--- BEGIN RECORDS SHOWN ---

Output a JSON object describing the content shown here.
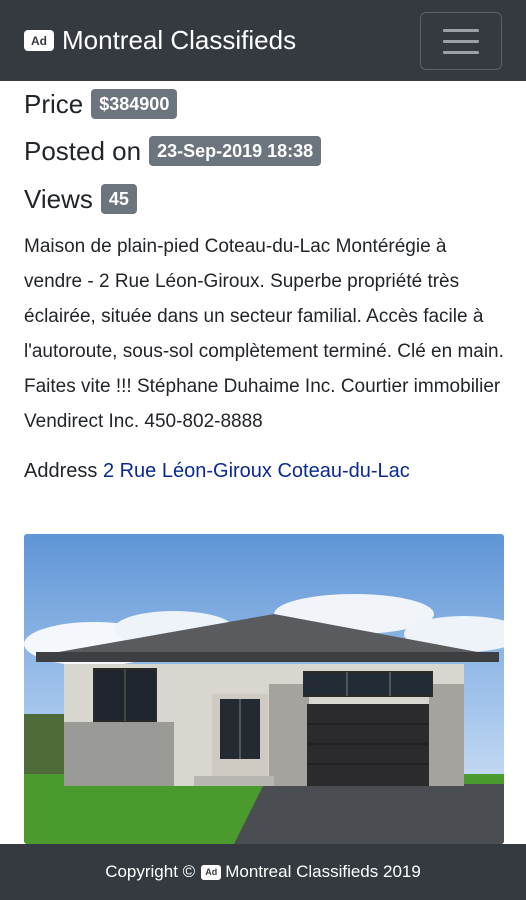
{
  "navbar": {
    "brand_icon": "Ad",
    "brand_name": "Montreal Classifieds",
    "menu_icon": "hamburger-menu-icon"
  },
  "listing": {
    "price_label": "Price",
    "price_value": "$384900",
    "posted_label": "Posted on",
    "posted_value": "23-Sep-2019 18:38",
    "views_label": "Views",
    "views_value": "45",
    "description": "Maison de plain-pied Coteau-du-Lac Montérégie à vendre - 2 Rue Léon-Giroux. Superbe propriété très éclairée, située dans un secteur familial. Accès facile à l'autoroute, sous-sol complètement terminé. Clé en main. Faites vite !!! Stéphane Duhaime Inc. Courtier immobilier Vendirect Inc. 450-802-8888",
    "address_label": "Address",
    "address_link": "2 Rue Léon-Giroux Coteau-du-Lac"
  },
  "footer": {
    "prefix": "Copyright ©",
    "brand_icon": "Ad",
    "text": "Montreal Classifieds 2019"
  },
  "colors": {
    "navbar_bg": "#343a40",
    "badge_bg": "#6c757d",
    "link": "#0a2a8f"
  }
}
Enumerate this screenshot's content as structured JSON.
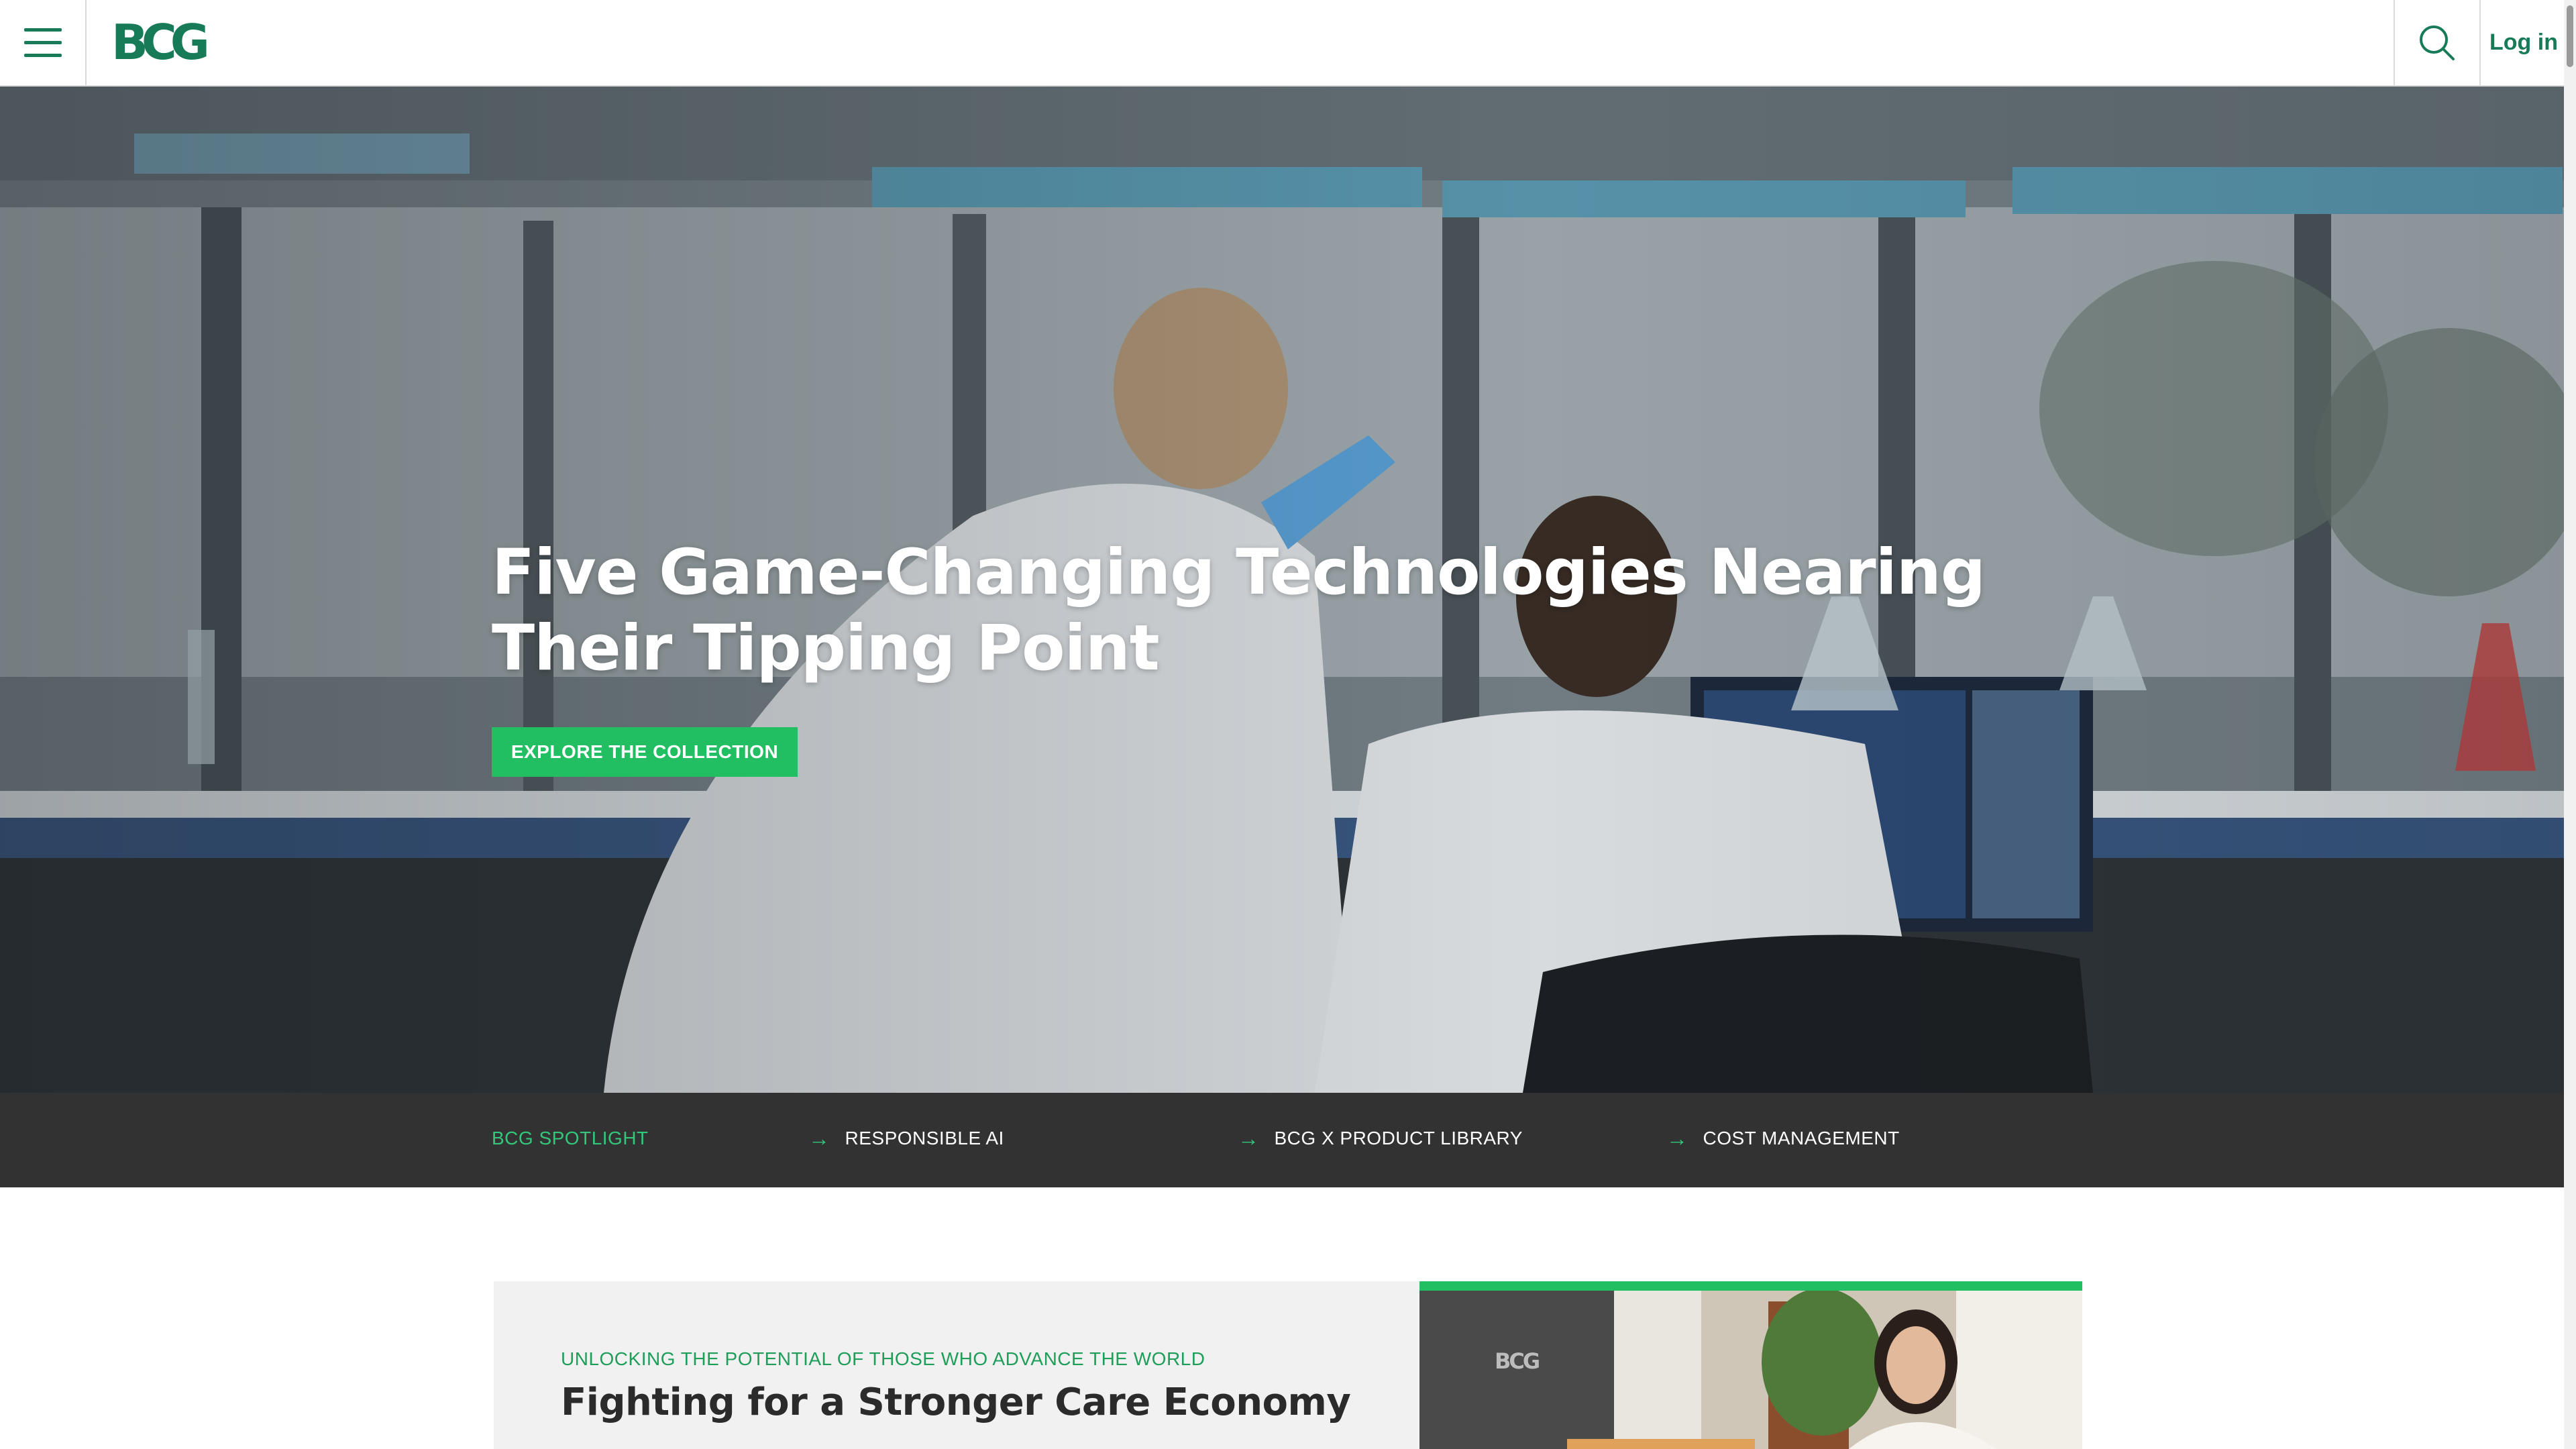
{
  "header": {
    "logo_text": "BCG",
    "login_label": "Log in",
    "colors": {
      "brand_green": "#177b57",
      "cta_green": "#21bf61"
    }
  },
  "hero": {
    "title": "Five Game-Changing Technologies Nearing Their Tipping Point",
    "cta_label": "EXPLORE THE COLLECTION"
  },
  "spotlight": {
    "label": "BCG SPOTLIGHT",
    "links": [
      {
        "label": "RESPONSIBLE AI",
        "icon": "arrow-right-icon"
      },
      {
        "label": "BCG X PRODUCT LIBRARY",
        "icon": "arrow-right-icon"
      },
      {
        "label": "COST MANAGEMENT",
        "icon": "arrow-right-icon"
      }
    ]
  },
  "feature_card": {
    "eyebrow": "UNLOCKING THE POTENTIAL OF THOSE WHO ADVANCE THE WORLD",
    "title": "Fighting for a Stronger Care Economy",
    "image_sign_text": "BCG"
  },
  "icons": {
    "menu": "hamburger-menu-icon",
    "search": "search-icon"
  }
}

--- END RECORDS SHOWN ---

Copy each line above where the string "title" occurs.

    "title": "Five Game-Changing Technologies Nearing Their Tipping Point",
    "title": "Fighting for a Stronger Care Economy",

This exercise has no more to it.